_TASK_
From the listing below, pull out every line where the string "JSON" appears.

_STORED DATA_

○ ○ ○ ○ ○ ○ ○

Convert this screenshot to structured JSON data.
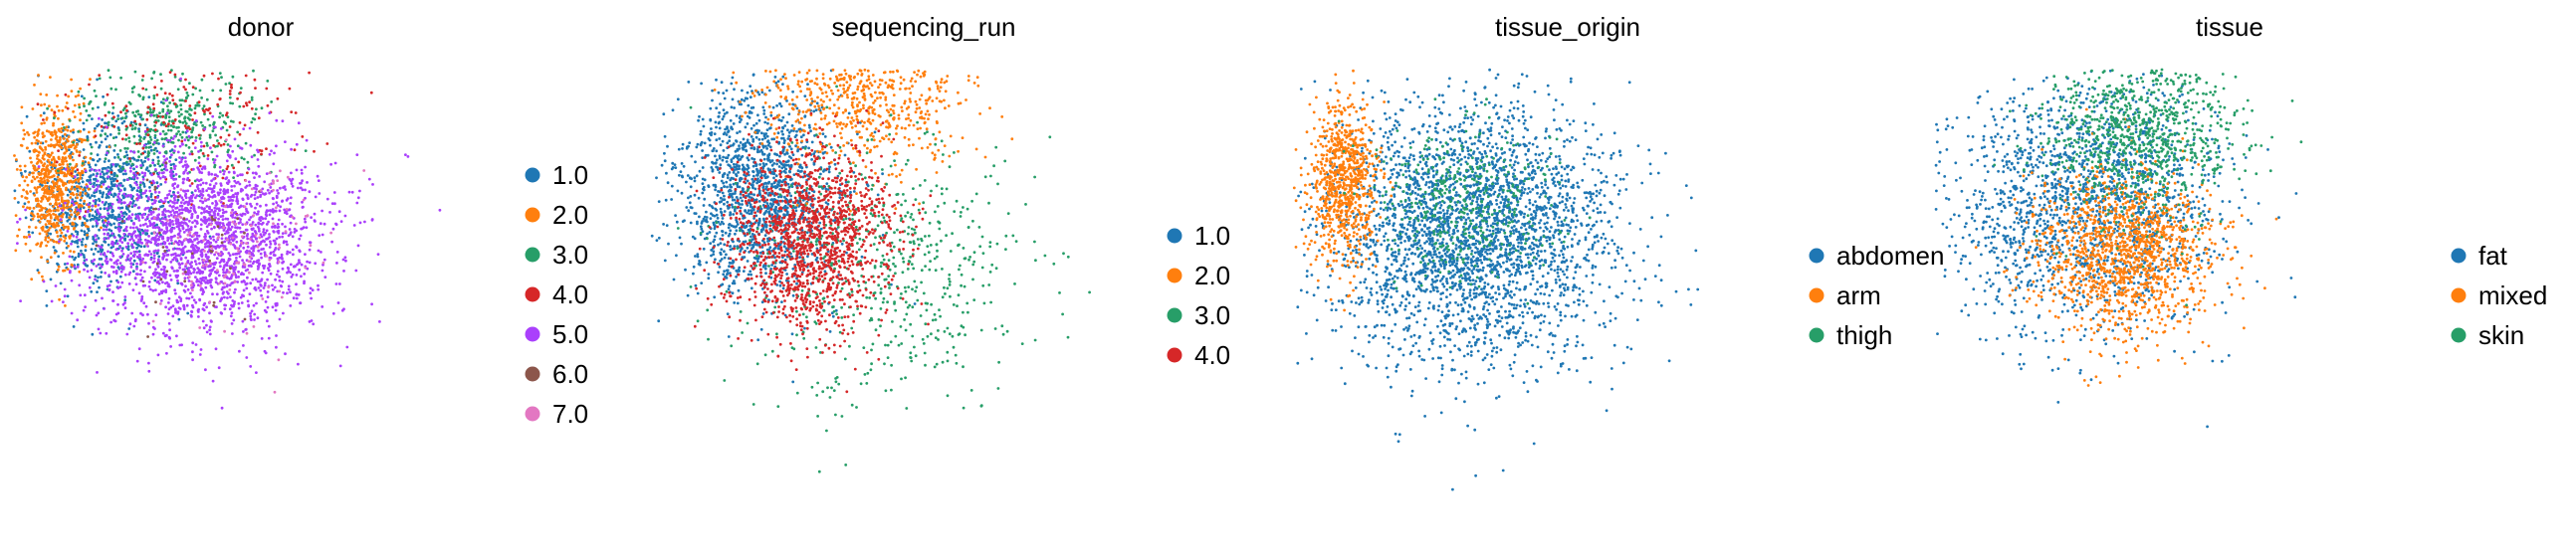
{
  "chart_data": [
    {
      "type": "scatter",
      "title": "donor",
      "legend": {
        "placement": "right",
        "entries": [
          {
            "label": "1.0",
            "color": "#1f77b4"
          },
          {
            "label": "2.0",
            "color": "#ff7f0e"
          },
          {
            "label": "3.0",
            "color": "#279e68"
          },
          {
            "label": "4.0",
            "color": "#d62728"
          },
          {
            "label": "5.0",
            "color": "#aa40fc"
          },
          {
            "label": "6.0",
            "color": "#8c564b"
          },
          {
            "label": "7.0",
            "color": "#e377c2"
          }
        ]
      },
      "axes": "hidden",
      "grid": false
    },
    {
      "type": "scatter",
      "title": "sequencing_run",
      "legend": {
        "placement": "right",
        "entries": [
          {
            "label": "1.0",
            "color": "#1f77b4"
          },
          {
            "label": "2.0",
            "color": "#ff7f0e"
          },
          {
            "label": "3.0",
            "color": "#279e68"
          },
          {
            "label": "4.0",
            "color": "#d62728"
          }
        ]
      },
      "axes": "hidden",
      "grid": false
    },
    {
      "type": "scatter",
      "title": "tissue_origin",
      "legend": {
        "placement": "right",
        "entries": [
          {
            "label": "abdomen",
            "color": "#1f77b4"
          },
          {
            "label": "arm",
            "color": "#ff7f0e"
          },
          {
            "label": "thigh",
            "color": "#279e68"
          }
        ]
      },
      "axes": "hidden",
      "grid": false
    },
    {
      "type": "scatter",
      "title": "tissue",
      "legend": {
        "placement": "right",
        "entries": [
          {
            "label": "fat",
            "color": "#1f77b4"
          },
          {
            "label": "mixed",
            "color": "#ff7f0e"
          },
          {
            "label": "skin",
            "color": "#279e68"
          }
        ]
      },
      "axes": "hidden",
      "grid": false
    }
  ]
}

○ ○ ○ ○ ○ ○ ○

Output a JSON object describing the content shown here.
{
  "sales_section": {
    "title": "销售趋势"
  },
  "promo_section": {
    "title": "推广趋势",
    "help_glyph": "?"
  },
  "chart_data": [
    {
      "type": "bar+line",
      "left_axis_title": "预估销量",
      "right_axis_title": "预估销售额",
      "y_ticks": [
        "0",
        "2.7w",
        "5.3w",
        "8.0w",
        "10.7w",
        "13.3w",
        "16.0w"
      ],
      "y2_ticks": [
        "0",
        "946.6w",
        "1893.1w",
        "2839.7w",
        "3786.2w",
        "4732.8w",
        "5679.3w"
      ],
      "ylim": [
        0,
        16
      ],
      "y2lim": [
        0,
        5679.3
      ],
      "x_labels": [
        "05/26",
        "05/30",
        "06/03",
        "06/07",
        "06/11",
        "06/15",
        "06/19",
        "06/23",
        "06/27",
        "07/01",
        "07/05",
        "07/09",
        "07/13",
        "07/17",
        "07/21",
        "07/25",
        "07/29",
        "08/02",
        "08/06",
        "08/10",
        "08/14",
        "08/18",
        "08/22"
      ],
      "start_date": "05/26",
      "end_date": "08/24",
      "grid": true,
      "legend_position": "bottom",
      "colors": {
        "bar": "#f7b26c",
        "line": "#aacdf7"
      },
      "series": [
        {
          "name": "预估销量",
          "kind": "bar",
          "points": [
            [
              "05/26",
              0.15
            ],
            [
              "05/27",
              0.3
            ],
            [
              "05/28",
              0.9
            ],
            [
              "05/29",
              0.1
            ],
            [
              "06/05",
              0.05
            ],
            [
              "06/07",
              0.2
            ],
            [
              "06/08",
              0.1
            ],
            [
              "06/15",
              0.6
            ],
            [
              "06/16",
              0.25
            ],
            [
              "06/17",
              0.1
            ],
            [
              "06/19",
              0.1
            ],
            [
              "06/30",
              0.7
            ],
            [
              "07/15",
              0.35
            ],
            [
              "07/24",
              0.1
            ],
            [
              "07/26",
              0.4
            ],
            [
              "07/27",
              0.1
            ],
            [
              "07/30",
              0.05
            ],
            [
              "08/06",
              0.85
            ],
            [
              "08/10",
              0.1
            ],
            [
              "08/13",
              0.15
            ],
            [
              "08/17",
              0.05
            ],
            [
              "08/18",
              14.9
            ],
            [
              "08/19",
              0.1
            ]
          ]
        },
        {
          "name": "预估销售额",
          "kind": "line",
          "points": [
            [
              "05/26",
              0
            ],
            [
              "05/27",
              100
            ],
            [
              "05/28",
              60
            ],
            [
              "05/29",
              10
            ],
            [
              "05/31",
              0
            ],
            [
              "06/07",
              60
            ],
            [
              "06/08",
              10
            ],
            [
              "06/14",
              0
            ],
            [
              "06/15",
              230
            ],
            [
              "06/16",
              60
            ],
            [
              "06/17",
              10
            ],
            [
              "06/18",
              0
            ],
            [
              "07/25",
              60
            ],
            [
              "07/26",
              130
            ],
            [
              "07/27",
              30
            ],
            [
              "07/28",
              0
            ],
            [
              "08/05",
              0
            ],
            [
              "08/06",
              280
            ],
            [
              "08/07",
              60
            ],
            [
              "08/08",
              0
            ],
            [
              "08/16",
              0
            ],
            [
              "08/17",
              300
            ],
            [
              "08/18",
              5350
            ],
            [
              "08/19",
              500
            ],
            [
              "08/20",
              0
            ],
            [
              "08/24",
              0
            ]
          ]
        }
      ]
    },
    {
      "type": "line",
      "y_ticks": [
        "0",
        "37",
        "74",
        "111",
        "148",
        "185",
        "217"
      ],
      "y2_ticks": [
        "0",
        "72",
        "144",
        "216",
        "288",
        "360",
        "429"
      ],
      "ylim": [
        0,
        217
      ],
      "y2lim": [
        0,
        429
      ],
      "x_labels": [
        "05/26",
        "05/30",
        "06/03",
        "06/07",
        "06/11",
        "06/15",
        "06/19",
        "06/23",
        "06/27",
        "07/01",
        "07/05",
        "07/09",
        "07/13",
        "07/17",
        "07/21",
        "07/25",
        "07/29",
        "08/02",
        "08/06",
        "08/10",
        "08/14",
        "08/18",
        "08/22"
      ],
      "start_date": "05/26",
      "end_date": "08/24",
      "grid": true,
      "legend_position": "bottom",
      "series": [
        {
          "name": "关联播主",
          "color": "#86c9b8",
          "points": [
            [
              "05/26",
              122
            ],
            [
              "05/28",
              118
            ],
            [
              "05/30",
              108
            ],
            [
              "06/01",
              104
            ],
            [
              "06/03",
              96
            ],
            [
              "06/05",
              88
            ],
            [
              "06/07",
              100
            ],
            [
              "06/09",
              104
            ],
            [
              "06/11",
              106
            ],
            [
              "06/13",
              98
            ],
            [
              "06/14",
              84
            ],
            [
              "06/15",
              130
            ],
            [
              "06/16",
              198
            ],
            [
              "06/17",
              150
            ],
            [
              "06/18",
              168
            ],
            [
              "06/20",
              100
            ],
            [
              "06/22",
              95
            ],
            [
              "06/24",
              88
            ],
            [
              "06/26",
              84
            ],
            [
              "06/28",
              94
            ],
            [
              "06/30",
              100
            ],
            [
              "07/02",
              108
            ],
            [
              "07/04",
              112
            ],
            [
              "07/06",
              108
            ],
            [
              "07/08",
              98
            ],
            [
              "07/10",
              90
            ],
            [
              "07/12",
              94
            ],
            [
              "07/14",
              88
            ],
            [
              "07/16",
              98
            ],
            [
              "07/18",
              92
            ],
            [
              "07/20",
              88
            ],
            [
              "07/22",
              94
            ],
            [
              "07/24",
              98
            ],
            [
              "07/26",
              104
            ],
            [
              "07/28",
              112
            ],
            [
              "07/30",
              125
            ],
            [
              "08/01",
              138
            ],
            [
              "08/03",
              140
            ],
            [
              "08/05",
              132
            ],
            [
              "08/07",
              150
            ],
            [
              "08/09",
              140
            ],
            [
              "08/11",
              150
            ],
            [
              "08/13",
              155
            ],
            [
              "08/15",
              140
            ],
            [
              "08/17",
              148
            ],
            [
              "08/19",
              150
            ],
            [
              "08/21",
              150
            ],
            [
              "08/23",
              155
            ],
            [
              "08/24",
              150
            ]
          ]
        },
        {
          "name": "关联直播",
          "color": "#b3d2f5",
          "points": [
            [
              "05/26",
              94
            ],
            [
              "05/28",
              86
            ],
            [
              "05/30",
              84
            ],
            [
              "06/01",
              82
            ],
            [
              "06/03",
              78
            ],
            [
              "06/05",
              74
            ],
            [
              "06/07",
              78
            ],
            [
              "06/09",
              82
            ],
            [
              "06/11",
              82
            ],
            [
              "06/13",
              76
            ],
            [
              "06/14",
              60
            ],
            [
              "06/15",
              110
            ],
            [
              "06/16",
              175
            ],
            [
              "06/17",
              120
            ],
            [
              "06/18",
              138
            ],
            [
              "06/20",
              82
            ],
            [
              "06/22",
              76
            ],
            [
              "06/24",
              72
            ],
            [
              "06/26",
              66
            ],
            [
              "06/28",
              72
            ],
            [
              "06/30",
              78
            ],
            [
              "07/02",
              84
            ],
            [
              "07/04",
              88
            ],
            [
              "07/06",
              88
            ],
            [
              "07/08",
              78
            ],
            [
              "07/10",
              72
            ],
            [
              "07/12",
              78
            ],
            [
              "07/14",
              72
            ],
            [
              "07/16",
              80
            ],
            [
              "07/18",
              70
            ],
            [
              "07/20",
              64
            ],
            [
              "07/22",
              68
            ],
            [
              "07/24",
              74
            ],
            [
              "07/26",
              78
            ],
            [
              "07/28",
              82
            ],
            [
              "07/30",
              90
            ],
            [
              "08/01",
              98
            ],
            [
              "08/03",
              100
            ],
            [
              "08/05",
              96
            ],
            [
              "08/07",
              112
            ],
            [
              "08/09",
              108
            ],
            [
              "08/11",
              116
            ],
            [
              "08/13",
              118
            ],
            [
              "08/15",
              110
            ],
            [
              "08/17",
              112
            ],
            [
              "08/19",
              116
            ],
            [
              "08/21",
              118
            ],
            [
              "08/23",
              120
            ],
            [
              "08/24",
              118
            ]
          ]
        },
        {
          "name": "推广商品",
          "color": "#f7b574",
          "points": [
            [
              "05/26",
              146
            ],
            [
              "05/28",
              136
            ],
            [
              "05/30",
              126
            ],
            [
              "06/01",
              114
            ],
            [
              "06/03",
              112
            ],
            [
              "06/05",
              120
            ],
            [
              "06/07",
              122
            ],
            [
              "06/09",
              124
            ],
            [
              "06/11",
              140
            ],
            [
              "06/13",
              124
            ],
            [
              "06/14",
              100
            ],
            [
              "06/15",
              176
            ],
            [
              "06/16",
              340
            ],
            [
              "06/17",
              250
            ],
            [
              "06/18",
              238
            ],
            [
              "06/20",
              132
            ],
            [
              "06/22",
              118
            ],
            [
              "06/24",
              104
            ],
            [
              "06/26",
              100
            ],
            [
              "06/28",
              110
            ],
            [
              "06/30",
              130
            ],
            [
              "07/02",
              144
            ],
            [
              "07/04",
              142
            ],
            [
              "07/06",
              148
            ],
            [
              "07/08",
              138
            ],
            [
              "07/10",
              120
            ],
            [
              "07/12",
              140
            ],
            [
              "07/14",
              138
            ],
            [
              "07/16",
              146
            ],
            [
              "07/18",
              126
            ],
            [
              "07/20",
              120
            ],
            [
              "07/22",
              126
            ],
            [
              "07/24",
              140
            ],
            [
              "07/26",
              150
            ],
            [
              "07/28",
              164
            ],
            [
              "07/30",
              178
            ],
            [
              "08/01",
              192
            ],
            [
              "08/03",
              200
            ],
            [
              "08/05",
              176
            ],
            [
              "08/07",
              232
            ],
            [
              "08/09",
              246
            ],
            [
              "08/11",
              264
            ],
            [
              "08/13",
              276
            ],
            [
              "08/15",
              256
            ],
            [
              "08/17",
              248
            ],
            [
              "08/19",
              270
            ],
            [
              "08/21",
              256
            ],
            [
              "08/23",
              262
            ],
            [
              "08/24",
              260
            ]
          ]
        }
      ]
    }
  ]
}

○ ○ ○ ○ ○ ○ ○

_CORRECT ANSWER_
Convert this screenshot to structured JSON data.
Output a JSON object describing the content shown here.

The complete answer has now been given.